Gather all lines in the entries that include the word "должностных".

RECORDS FOR THIS TASK:

-- Begin --

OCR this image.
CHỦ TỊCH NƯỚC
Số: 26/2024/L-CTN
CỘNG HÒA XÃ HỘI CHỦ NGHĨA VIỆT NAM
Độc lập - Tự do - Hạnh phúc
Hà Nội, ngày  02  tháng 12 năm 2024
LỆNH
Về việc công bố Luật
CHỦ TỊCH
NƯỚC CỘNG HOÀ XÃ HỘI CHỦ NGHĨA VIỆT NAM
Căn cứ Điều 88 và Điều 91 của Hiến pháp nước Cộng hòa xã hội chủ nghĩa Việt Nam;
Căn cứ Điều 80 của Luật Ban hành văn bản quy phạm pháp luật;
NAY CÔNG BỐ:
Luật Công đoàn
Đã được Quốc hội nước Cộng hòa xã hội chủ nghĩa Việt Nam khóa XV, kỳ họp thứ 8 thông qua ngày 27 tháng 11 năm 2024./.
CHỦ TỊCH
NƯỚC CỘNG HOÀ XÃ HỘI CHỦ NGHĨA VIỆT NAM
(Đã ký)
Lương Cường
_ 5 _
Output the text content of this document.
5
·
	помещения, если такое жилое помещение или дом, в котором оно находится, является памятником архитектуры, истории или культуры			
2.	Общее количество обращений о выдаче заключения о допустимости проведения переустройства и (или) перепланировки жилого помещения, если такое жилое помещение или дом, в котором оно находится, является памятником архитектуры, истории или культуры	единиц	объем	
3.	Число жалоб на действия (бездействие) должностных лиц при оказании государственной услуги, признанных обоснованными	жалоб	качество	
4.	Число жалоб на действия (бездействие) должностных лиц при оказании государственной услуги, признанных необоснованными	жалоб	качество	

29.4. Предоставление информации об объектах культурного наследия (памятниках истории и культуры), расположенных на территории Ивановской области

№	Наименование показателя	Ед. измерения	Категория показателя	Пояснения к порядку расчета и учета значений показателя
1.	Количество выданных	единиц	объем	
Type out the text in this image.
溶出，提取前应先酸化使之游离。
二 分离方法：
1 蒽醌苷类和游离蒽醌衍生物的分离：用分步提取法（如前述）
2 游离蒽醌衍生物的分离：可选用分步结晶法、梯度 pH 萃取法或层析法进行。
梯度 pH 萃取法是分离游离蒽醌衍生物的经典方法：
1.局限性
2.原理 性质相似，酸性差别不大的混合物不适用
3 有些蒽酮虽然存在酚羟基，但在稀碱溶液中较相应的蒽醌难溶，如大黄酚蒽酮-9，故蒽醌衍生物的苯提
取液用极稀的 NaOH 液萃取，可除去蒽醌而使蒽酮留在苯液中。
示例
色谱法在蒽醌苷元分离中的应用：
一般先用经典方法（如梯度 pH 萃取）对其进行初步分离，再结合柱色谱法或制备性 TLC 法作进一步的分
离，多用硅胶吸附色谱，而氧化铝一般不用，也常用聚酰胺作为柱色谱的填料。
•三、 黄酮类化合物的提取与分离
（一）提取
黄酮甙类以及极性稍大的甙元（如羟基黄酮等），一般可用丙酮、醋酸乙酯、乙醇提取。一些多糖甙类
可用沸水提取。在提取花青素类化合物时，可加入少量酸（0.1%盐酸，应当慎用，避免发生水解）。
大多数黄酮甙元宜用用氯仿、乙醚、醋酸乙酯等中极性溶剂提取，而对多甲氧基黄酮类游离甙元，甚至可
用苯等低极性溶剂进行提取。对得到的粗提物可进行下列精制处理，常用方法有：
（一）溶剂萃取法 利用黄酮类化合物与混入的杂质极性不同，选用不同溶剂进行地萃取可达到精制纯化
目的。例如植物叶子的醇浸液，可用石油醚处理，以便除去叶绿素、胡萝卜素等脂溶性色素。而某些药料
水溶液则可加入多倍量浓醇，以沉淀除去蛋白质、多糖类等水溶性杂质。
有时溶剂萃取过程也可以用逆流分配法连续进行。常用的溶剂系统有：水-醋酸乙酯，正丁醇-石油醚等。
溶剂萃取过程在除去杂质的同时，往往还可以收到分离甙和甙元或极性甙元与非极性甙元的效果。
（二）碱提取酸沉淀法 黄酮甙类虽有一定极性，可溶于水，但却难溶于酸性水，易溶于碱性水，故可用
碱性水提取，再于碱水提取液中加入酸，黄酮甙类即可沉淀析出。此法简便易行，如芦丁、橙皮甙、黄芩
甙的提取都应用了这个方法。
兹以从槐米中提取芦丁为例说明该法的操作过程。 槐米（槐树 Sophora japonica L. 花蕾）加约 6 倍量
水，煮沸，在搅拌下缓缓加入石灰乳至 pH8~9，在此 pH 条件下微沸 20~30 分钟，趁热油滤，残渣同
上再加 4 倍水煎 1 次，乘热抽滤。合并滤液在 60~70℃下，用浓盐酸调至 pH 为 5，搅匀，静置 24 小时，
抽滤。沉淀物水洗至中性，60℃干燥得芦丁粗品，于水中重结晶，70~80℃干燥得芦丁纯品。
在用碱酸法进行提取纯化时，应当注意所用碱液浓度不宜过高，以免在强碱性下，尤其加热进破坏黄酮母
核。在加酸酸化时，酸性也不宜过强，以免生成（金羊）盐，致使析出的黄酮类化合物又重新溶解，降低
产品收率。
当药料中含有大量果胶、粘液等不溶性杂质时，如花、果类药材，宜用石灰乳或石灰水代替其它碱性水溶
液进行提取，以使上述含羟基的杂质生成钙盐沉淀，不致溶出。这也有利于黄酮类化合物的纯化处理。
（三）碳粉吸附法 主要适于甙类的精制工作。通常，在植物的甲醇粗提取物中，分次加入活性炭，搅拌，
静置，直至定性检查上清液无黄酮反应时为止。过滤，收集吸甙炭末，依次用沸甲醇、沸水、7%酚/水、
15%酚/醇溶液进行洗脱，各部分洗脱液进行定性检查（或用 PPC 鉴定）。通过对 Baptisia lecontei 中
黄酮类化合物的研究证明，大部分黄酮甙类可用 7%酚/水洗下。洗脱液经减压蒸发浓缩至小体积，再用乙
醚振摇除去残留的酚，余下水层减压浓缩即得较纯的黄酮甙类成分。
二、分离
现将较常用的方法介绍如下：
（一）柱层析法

-- End --

SOLUTION TO THIS TASK:
3.	Число жалоб на действия (бездействие) должностных лиц при оказании государственной услуги, признанных обоснованными	жалоб	качество	
4.	Число жалоб на действия (бездействие) должностных лиц при оказании государственной услуги, признанных необоснованными	жалоб	качество	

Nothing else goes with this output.